_Goal_
Return the records word for word. Any pictures in them are not part of the copy.

Figure data in JSON:
---

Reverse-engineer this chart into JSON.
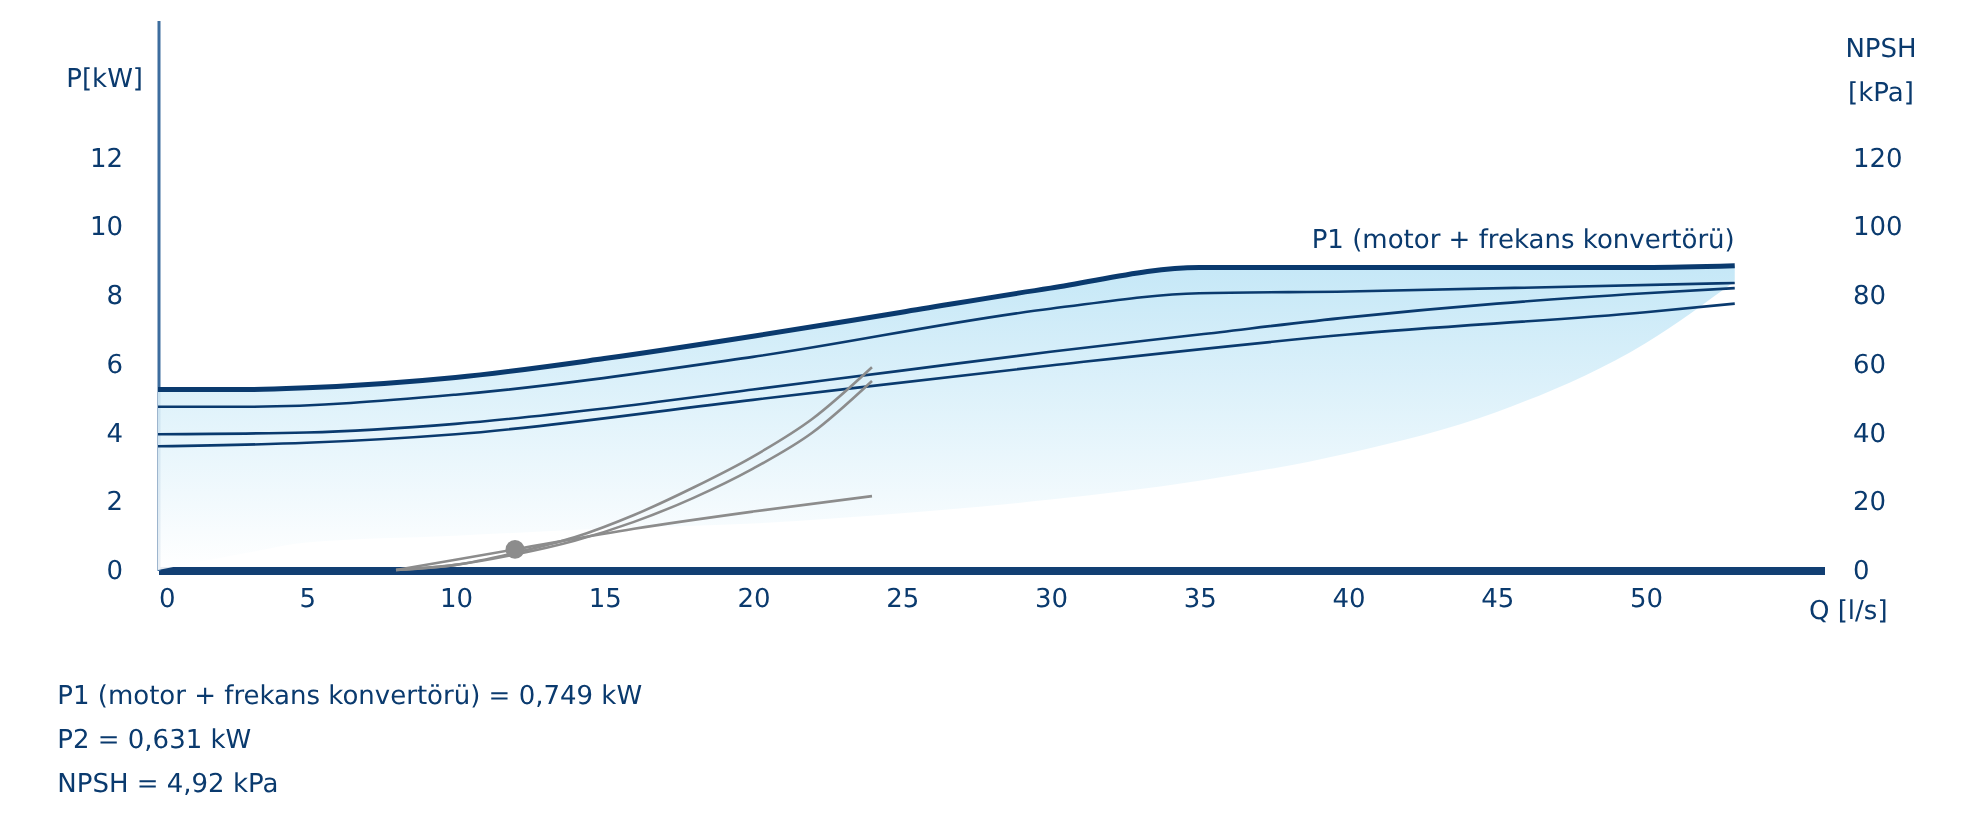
{
  "chart_data": {
    "type": "line",
    "xlabel": "Q [l/s]",
    "ylabel": "P[kW]",
    "y2label": "NPSH\n[kPa]",
    "xlim": [
      0,
      56
    ],
    "xticks": [
      0,
      5,
      10,
      15,
      20,
      25,
      30,
      35,
      40,
      45,
      50
    ],
    "ylim": [
      0,
      16
    ],
    "yticks": [
      0,
      2,
      4,
      6,
      8,
      10,
      12
    ],
    "y2lim": [
      0,
      160
    ],
    "y2ticks": [
      0,
      20,
      40,
      60,
      80,
      100,
      120
    ],
    "grid": false,
    "series": [
      {
        "name": "P1 (motor + frekans konvertörü)",
        "color": "#0a3a6e",
        "x": [
          0,
          3,
          5,
          10,
          15,
          20,
          25,
          30,
          35,
          40,
          45,
          50,
          53
        ],
        "values": [
          5.25,
          5.25,
          5.3,
          5.6,
          6.15,
          6.8,
          7.5,
          8.2,
          8.8,
          8.8,
          8.8,
          8.8,
          8.85
        ],
        "lower": [
          0,
          0.5,
          0.8,
          1.0,
          1.2,
          1.35,
          1.65,
          2.05,
          2.6,
          3.4,
          4.6,
          6.6,
          8.4
        ],
        "upper": [
          5.25,
          5.25,
          5.3,
          5.6,
          6.15,
          6.8,
          7.5,
          8.2,
          8.8,
          8.8,
          8.8,
          8.8,
          8.85
        ]
      },
      {
        "color": "#0a3a6e",
        "x": [
          0,
          3,
          10,
          20,
          30,
          35,
          40,
          53
        ],
        "values": [
          4.75,
          4.75,
          5.1,
          6.2,
          7.6,
          8.05,
          8.1,
          8.35
        ]
      },
      {
        "color": "#0a3a6e",
        "x": [
          0,
          5,
          10,
          15,
          20,
          25,
          30,
          35,
          40,
          45,
          50,
          53
        ],
        "values": [
          3.95,
          4.0,
          4.25,
          4.7,
          5.25,
          5.8,
          6.35,
          6.85,
          7.35,
          7.75,
          8.05,
          8.2
        ]
      },
      {
        "color": "#0a3a6e",
        "x": [
          0,
          5,
          10,
          20,
          30,
          40,
          50,
          53
        ],
        "values": [
          3.6,
          3.7,
          3.95,
          4.95,
          5.95,
          6.85,
          7.5,
          7.75
        ]
      },
      {
        "color": "#8c8c8c",
        "x": [
          8,
          10,
          12,
          14,
          16,
          18,
          20,
          22,
          24
        ],
        "values": [
          0,
          0.15,
          0.5,
          0.95,
          1.6,
          2.4,
          3.3,
          4.4,
          5.9
        ]
      },
      {
        "color": "#8c8c8c",
        "x": [
          8,
          10,
          12,
          14,
          16,
          18,
          20,
          22,
          24
        ],
        "values": [
          0,
          0.15,
          0.45,
          0.85,
          1.4,
          2.1,
          2.95,
          4.0,
          5.5
        ]
      },
      {
        "color": "#8c8c8c",
        "x": [
          8,
          12,
          16,
          20,
          24
        ],
        "values": [
          0,
          0.6,
          1.2,
          1.7,
          2.15
        ]
      },
      {
        "type": "scatter",
        "marker": "circle",
        "color": "#8c8c8c",
        "x": [
          12
        ],
        "values": [
          0.6
        ]
      }
    ],
    "annotations": [
      "P1 (motor + frekans konvertörü) = 0,749 kW",
      "P2 = 0,631 kW",
      "NPSH = 4,92 kPa"
    ]
  }
}
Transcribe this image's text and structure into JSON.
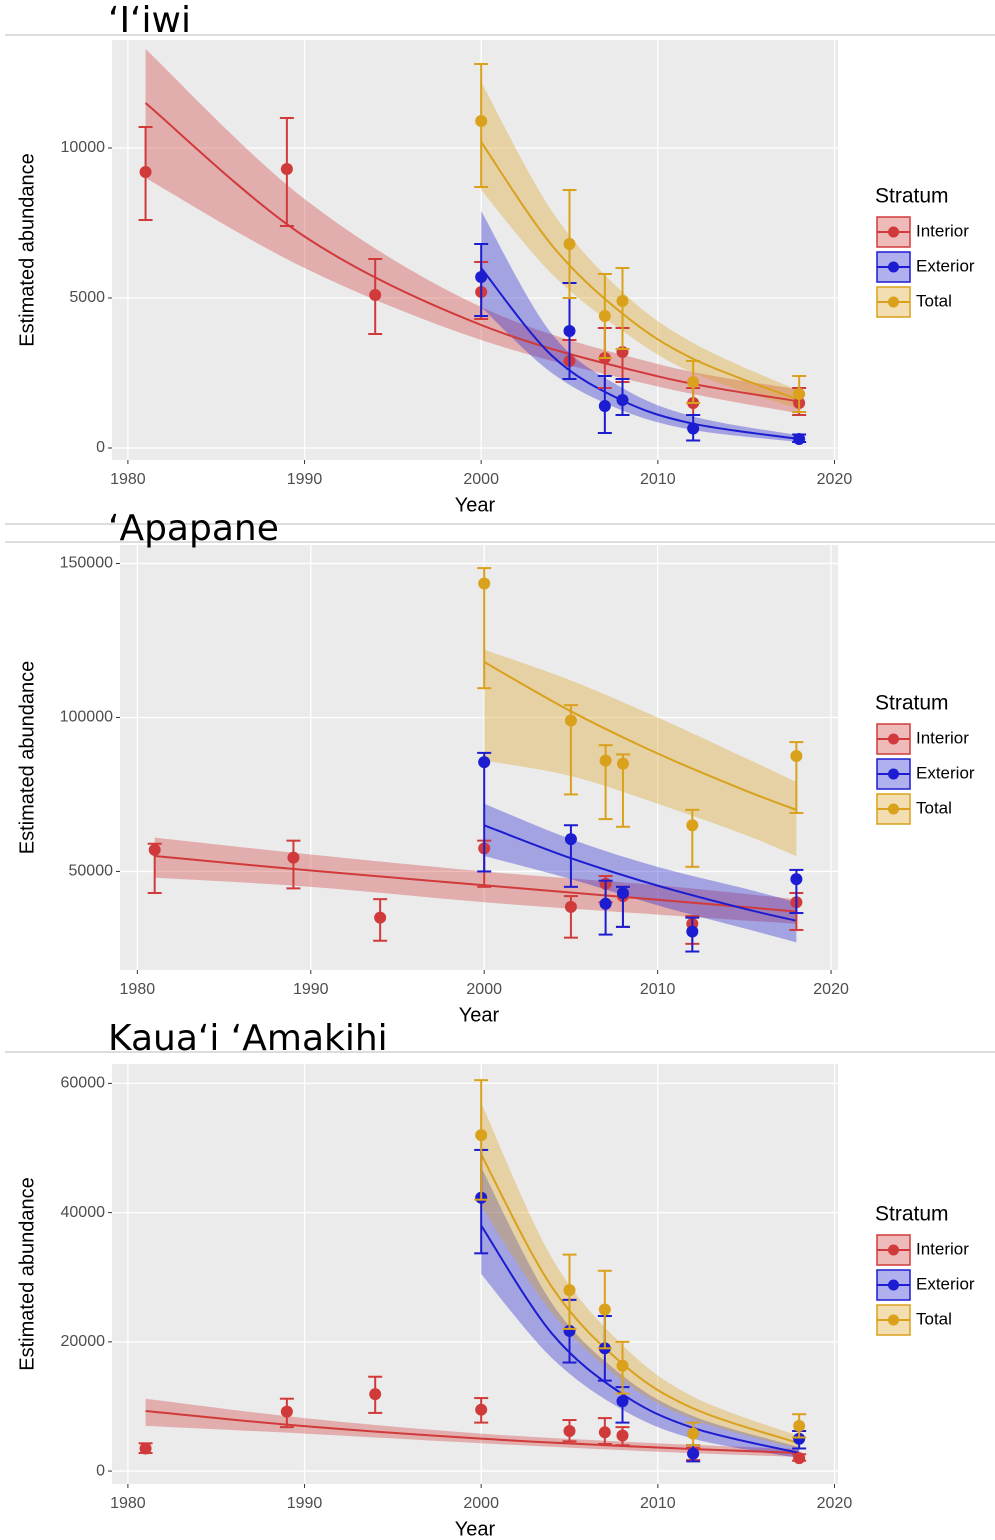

---

_Complete response_
Reverse-engineer this chart into JSON.
{
  "chart_data": {
    "type": "line",
    "xlabel": "Q [l/s]",
    "ylabel": "P[kW]",
    "y2label": "NPSH\n[kPa]",
    "xlim": [
      0,
      56
    ],
    "xticks": [
      0,
      5,
      10,
      15,
      20,
      25,
      30,
      35,
      40,
      45,
      50
    ],
    "ylim": [
      0,
      16
    ],
    "yticks": [
      0,
      2,
      4,
      6,
      8,
      10,
      12
    ],
    "y2lim": [
      0,
      160
    ],
    "y2ticks": [
      0,
      20,
      40,
      60,
      80,
      100,
      120
    ],
    "grid": false,
    "series": [
      {
        "name": "P1 (motor + frekans konvertörü)",
        "color": "#0a3a6e",
        "x": [
          0,
          3,
          5,
          10,
          15,
          20,
          25,
          30,
          35,
          40,
          45,
          50,
          53
        ],
        "values": [
          5.25,
          5.25,
          5.3,
          5.6,
          6.15,
          6.8,
          7.5,
          8.2,
          8.8,
          8.8,
          8.8,
          8.8,
          8.85
        ],
        "lower": [
          0,
          0.5,
          0.8,
          1.0,
          1.2,
          1.35,
          1.65,
          2.05,
          2.6,
          3.4,
          4.6,
          6.6,
          8.4
        ],
        "upper": [
          5.25,
          5.25,
          5.3,
          5.6,
          6.15,
          6.8,
          7.5,
          8.2,
          8.8,
          8.8,
          8.8,
          8.8,
          8.85
        ]
      },
      {
        "color": "#0a3a6e",
        "x": [
          0,
          3,
          10,
          20,
          30,
          35,
          40,
          53
        ],
        "values": [
          4.75,
          4.75,
          5.1,
          6.2,
          7.6,
          8.05,
          8.1,
          8.35
        ]
      },
      {
        "color": "#0a3a6e",
        "x": [
          0,
          5,
          10,
          15,
          20,
          25,
          30,
          35,
          40,
          45,
          50,
          53
        ],
        "values": [
          3.95,
          4.0,
          4.25,
          4.7,
          5.25,
          5.8,
          6.35,
          6.85,
          7.35,
          7.75,
          8.05,
          8.2
        ]
      },
      {
        "color": "#0a3a6e",
        "x": [
          0,
          5,
          10,
          20,
          30,
          40,
          50,
          53
        ],
        "values": [
          3.6,
          3.7,
          3.95,
          4.95,
          5.95,
          6.85,
          7.5,
          7.75
        ]
      },
      {
        "color": "#8c8c8c",
        "x": [
          8,
          10,
          12,
          14,
          16,
          18,
          20,
          22,
          24
        ],
        "values": [
          0,
          0.15,
          0.5,
          0.95,
          1.6,
          2.4,
          3.3,
          4.4,
          5.9
        ]
      },
      {
        "color": "#8c8c8c",
        "x": [
          8,
          10,
          12,
          14,
          16,
          18,
          20,
          22,
          24
        ],
        "values": [
          0,
          0.15,
          0.45,
          0.85,
          1.4,
          2.1,
          2.95,
          4.0,
          5.5
        ]
      },
      {
        "color": "#8c8c8c",
        "x": [
          8,
          12,
          16,
          20,
          24
        ],
        "values": [
          0,
          0.6,
          1.2,
          1.7,
          2.15
        ]
      },
      {
        "type": "scatter",
        "marker": "circle",
        "color": "#8c8c8c",
        "x": [
          12
        ],
        "values": [
          0.6
        ]
      }
    ],
    "annotations": [
      "P1 (motor + frekans konvertörü) = 0,749 kW",
      "P2 = 0,631 kW",
      "NPSH = 4,92 kPa"
    ]
  }
}
Transcribe this image's text and structure into JSON.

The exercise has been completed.